Sunday, September 11, 2005

There are Times

There are times, like right now, when Shoot The Dog is high on my priority list. It's probably a good thing I don't have a gun. Shoot the Cat is up there too - the fucking cats have discovered that they can chew through the screens in this house with no trouble at all, thus opening little cat doors for themselves whereever and whenever they choose. I went to Lowes yesterday and bought a roll of aluminum screening and carefully patched one of these holes in the kitchen window. I got up this morning to find another identically cat sized hole right next to it.

Meanwhile, Jackson has decided that there's an intruder in a tree behind the shed, just on the other side of the fence. He bayed at it for about 45 minutes until I could stand it no longer and went out to fetch him. Keep in mind that you can hear a Walker hound bay for some 2 miles. He's designed that way. I know for a fact that you can hear him here in my semi-suburban neighborhood for at least 2 1/2 blocks, since I've heard him from that far away. He was in the house. When he's close to you, like in the car, it's literally ear splitting: you're surprised that there doesn't seem to be actual blood coming out of your ears. Last time he did that in the car I hit him hard on the nose in fury and shock. Didn't faze him one iota.

[Goals]
• a. In the blog post about the cats and the dog, repeat the passage starting with "Meanwhile, Jackson has" and going on through "him one iota.", swapping "fence" for "wall".
• b. According to the blog post, what did the writer buy at Lowes?
The rows that come next have nothing to do with this text.

[Extracted records]

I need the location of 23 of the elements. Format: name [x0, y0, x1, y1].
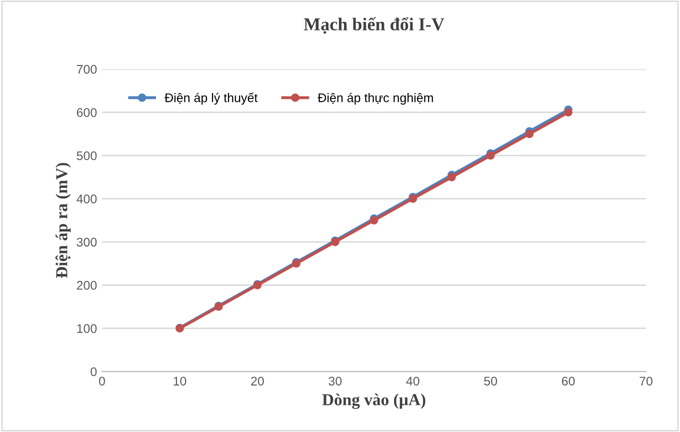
--
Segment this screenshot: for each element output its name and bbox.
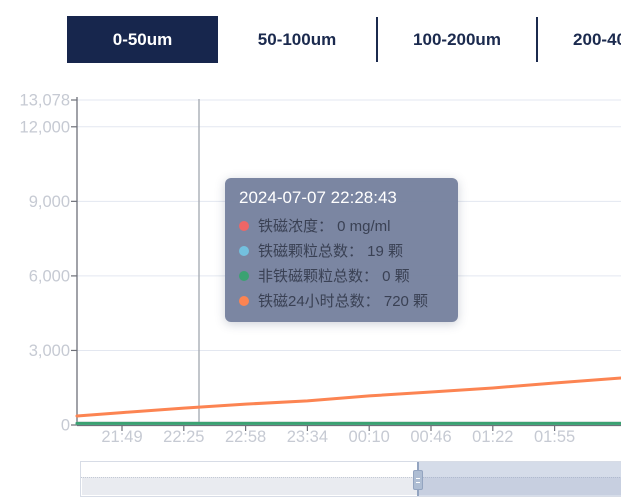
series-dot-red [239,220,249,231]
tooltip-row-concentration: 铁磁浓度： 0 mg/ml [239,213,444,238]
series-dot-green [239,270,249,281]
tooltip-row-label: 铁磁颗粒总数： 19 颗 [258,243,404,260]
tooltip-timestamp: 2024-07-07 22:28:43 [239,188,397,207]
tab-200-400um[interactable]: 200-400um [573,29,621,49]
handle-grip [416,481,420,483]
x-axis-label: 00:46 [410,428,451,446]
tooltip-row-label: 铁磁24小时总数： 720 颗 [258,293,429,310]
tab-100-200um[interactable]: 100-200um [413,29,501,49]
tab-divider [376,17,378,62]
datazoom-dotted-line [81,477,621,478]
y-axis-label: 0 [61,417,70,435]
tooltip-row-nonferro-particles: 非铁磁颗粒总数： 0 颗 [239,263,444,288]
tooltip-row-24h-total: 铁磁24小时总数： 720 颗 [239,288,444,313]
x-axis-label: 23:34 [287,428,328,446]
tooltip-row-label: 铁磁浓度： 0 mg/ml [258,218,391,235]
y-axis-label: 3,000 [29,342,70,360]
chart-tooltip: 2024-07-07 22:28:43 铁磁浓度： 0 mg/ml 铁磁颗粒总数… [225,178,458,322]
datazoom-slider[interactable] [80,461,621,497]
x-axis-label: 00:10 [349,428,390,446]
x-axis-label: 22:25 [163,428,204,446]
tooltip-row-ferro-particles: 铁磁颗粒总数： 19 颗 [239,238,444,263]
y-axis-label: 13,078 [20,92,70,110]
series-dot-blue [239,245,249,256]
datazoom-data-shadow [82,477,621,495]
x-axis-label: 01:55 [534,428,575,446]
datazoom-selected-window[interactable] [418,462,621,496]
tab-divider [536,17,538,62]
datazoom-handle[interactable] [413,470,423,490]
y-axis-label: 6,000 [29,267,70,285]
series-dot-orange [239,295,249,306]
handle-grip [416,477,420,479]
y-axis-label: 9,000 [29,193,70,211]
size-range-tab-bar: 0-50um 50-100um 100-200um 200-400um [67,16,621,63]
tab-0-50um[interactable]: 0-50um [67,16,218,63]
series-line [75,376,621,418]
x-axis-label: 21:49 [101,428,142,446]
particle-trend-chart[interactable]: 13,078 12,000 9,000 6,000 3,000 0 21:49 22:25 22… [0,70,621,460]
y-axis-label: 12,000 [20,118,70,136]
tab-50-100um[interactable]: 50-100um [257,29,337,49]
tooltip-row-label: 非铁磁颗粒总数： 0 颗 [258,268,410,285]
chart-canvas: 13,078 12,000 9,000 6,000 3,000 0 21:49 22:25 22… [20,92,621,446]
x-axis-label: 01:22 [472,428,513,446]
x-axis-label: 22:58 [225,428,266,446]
...
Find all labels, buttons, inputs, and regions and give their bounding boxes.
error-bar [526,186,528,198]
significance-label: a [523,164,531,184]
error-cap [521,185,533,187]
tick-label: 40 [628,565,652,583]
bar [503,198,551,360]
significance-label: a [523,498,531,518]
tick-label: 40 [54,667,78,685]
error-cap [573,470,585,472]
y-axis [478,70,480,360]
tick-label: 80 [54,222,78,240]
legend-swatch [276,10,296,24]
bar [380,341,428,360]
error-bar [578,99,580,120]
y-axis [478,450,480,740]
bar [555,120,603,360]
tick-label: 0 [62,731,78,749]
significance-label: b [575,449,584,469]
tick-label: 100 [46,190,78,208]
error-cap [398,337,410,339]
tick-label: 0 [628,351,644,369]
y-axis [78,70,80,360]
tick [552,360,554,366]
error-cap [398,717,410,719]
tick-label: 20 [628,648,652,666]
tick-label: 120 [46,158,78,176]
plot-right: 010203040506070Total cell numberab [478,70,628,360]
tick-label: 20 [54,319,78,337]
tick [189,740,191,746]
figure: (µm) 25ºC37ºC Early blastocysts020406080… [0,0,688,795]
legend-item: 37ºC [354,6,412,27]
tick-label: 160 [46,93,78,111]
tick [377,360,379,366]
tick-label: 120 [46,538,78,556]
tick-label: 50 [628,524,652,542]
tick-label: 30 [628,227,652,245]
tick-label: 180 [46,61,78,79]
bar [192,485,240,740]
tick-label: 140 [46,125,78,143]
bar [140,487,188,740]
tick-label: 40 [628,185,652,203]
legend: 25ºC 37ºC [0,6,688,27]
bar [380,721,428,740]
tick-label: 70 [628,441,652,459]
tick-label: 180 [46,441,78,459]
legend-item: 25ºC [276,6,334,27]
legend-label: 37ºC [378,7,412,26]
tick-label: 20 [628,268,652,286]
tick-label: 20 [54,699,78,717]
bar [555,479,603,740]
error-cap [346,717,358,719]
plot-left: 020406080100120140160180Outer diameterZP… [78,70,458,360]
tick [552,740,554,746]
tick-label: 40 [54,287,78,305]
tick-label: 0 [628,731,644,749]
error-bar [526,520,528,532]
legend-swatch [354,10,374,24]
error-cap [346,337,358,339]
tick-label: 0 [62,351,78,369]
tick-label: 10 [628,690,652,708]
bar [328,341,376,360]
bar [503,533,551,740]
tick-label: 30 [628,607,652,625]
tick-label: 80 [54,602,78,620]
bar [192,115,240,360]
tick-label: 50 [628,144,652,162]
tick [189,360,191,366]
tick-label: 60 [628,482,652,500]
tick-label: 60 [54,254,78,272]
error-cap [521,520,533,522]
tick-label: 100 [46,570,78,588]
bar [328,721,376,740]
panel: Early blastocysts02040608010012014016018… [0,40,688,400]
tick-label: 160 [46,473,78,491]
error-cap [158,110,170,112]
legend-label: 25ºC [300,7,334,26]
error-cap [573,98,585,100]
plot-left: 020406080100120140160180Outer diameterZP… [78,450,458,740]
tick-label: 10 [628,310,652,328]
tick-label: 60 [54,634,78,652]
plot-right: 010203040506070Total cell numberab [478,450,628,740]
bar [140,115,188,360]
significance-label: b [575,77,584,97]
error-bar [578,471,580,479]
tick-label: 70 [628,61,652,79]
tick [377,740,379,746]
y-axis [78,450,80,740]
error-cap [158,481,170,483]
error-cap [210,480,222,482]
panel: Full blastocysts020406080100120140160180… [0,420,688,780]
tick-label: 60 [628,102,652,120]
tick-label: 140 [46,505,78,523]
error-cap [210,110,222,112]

[Exercise answers]
• a.
Meanwhile, Jackson has decided that there's an intruder in a tree behind the shed, just on the other side of the wall. He bayed at it for about 45 minutes until I could stand it no longer and went out to fetch him. Keep in mind that you can hear a Walker hound bay for some 2 miles. He's designed that way. I know for a fact that you can hear him here in my semi-suburban neighborhood for at least 2 1/2 blocks, since I've heard him from that far away. He was in the house. When he's close to you, like in the car, it's literally ear splitting: you're surprised that there doesn't seem to be actual blood coming out of your ears. Last time he did that in the car I hit him hard on the nose in fury and shock. Didn't faze him one iota.

• b. A roll of aluminum screening.